--- The problem ---
List each line of the data that holds the word "Ciudad".
** start Entries shown **
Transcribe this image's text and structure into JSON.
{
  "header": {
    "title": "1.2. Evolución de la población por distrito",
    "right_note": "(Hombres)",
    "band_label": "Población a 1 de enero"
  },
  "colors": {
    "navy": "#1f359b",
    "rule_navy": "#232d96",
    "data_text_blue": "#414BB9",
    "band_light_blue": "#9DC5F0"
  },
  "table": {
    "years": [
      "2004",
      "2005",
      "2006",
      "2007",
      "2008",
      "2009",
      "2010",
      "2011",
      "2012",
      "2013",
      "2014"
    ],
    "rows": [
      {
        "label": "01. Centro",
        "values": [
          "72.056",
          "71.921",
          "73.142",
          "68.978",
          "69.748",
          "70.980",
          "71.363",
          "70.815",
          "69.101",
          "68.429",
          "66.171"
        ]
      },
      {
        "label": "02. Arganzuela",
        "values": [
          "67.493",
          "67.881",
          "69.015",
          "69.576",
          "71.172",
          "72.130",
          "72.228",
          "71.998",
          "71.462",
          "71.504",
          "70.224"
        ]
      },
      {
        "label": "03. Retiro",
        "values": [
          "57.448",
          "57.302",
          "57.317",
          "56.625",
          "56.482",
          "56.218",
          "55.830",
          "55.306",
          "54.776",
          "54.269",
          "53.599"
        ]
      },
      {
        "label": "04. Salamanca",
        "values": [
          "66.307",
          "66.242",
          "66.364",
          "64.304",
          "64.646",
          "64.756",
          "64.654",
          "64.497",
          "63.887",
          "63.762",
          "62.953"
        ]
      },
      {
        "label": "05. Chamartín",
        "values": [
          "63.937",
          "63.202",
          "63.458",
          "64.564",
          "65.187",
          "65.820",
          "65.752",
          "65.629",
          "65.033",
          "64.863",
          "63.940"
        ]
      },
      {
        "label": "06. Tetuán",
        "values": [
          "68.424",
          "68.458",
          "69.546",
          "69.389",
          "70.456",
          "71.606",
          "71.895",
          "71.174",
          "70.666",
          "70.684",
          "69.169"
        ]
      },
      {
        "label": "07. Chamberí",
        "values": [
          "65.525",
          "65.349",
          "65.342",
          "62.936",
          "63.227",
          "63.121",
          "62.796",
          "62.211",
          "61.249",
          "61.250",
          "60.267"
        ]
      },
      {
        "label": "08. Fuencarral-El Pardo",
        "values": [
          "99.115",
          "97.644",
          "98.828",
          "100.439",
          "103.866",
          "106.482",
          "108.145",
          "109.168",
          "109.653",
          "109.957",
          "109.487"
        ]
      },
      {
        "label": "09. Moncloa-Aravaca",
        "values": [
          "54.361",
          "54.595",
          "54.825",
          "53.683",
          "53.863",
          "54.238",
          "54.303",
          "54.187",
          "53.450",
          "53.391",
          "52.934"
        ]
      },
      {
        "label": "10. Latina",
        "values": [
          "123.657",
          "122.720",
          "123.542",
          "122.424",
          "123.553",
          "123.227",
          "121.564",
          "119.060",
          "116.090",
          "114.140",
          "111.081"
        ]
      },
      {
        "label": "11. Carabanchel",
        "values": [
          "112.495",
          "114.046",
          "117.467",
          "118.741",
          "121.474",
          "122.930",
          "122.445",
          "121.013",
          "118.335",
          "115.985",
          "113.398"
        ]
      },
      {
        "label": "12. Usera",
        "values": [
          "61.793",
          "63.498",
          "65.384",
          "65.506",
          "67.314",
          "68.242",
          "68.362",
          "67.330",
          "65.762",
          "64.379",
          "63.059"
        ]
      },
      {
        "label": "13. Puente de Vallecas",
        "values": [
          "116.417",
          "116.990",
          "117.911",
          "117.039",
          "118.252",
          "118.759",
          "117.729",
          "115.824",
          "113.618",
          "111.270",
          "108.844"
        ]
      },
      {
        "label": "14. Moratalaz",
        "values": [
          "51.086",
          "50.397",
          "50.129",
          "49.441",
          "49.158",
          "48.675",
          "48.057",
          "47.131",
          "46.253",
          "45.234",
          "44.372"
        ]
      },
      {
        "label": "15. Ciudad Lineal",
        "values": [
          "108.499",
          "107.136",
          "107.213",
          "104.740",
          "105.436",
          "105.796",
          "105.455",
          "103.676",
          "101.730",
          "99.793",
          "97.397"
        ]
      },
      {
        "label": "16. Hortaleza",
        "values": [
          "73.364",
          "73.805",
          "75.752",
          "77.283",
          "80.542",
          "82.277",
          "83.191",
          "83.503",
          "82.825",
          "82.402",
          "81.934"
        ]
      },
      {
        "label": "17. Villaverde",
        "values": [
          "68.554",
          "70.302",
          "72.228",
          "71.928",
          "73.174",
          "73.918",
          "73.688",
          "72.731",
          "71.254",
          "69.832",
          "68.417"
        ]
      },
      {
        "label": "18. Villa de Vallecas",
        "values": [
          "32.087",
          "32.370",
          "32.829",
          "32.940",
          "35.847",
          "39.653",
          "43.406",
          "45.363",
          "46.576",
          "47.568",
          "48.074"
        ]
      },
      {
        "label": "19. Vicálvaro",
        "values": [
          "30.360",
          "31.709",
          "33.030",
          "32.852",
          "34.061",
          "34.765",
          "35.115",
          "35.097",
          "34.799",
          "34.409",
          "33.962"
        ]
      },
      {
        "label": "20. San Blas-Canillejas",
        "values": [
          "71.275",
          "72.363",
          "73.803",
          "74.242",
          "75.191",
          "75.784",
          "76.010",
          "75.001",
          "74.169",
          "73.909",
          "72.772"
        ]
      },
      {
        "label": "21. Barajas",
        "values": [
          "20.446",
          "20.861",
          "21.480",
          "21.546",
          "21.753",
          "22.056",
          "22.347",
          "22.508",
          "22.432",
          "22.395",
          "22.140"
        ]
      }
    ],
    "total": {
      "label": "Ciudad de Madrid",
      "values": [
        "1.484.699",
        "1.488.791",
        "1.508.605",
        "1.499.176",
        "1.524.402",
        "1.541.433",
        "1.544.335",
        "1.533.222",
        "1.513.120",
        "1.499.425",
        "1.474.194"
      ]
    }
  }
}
** end Entries shown **
** start Entries shown **
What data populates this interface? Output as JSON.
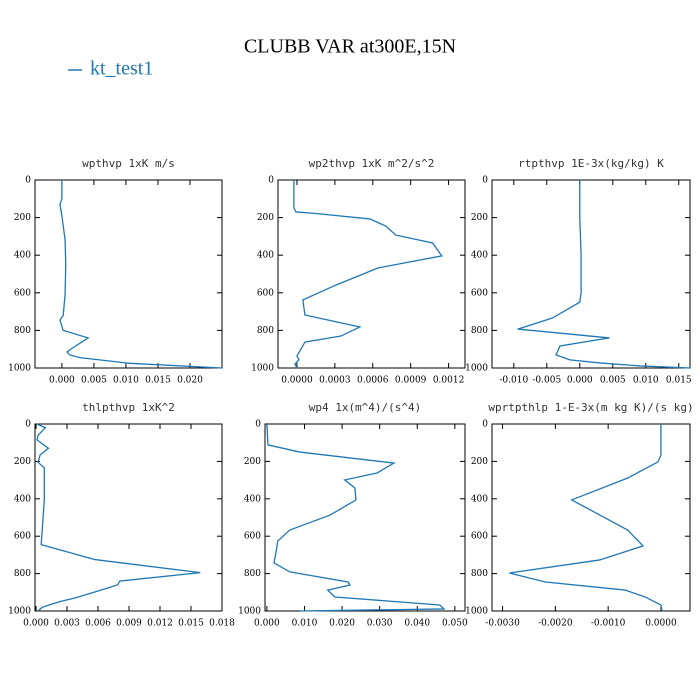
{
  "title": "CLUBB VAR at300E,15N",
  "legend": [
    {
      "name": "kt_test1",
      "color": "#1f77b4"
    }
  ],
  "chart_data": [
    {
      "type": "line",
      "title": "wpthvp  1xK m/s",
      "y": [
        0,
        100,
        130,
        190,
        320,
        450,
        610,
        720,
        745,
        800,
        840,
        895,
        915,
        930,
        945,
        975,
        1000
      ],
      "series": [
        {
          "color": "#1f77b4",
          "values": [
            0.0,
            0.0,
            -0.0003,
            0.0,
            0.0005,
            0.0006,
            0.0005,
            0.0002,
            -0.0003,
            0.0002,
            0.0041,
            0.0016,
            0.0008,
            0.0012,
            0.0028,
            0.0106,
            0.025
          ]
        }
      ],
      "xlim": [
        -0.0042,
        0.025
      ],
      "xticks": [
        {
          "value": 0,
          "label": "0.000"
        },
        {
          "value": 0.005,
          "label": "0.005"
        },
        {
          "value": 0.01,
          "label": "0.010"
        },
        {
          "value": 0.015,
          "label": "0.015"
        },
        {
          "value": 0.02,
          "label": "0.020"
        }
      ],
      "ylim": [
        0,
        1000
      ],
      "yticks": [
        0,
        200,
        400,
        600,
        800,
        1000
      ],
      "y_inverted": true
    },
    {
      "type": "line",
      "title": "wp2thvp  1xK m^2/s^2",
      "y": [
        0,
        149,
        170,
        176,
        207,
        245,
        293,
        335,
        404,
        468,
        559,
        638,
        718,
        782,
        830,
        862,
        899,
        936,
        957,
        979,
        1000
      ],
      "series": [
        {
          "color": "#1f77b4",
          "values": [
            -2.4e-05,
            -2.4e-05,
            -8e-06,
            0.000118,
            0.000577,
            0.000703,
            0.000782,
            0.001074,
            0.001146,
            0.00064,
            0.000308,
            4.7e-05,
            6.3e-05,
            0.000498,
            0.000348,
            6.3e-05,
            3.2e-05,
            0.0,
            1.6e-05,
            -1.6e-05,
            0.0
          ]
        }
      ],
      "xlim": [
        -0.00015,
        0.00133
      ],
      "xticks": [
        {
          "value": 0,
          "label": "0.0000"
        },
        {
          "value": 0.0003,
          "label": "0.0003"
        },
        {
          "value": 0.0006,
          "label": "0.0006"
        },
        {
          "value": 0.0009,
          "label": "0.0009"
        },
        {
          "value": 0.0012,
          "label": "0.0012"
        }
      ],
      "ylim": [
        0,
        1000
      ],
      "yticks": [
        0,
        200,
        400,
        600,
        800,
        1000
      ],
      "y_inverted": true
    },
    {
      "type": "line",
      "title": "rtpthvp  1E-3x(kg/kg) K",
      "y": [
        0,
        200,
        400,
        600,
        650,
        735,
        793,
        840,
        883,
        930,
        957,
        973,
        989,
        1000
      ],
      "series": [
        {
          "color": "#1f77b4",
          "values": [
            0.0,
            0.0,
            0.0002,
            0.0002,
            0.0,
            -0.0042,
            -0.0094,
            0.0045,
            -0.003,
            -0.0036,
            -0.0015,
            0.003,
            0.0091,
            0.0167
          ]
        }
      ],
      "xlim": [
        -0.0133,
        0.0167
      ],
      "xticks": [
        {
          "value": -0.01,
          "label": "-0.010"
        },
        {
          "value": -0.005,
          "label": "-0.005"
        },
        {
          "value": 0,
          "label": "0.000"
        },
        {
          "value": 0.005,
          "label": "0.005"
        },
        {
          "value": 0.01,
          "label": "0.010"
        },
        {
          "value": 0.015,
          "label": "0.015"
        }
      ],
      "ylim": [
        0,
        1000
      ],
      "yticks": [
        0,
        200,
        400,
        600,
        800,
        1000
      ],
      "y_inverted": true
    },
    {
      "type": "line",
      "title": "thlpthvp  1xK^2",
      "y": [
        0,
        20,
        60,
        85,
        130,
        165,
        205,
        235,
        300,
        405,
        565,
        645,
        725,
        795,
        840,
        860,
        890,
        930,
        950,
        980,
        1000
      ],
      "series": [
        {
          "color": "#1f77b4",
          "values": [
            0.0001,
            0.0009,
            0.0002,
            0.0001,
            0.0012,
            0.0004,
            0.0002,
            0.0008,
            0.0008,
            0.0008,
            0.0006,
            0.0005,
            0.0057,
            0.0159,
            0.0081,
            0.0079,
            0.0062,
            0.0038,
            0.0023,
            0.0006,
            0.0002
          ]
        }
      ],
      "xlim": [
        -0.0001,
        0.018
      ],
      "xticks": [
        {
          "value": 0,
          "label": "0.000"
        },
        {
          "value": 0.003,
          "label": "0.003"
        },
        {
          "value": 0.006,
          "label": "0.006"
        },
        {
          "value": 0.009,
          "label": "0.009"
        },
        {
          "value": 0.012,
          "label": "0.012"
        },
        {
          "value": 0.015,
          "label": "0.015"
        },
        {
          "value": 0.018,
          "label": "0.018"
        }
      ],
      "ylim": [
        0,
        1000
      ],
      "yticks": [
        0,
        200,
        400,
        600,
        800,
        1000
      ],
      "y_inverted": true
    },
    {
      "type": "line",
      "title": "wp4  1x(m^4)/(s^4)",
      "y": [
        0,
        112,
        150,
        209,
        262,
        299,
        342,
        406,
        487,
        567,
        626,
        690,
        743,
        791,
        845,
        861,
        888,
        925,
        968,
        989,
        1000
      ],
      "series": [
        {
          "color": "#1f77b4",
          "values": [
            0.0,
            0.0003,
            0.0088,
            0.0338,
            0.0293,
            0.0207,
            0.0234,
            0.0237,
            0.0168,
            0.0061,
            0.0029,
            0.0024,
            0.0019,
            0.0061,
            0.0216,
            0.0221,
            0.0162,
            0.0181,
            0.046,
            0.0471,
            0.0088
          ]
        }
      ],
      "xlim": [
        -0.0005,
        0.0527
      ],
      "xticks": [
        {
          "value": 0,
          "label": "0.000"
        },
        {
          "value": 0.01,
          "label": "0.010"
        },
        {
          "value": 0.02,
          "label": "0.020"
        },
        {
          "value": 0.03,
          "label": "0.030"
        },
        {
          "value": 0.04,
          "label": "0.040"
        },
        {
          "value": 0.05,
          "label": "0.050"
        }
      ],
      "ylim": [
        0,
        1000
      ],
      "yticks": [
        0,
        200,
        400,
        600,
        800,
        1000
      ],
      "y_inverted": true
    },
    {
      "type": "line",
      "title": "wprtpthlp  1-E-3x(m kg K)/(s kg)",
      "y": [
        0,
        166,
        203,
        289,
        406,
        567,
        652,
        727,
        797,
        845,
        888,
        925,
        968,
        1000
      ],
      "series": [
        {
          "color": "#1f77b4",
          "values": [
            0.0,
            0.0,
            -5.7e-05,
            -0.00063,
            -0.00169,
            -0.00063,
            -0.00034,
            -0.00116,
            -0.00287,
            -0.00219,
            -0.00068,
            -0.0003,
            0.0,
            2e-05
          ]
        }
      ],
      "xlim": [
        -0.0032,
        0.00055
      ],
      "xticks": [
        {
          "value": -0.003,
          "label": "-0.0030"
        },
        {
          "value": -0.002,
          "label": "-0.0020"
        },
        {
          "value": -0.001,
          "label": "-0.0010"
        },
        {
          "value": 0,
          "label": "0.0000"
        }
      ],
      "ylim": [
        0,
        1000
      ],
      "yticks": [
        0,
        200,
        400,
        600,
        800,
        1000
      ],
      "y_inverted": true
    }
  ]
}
** end Entries shown **
--- Solution to the exercise ---
        "label": "15. Ciudad Lineal",
      "label": "Ciudad de Madrid",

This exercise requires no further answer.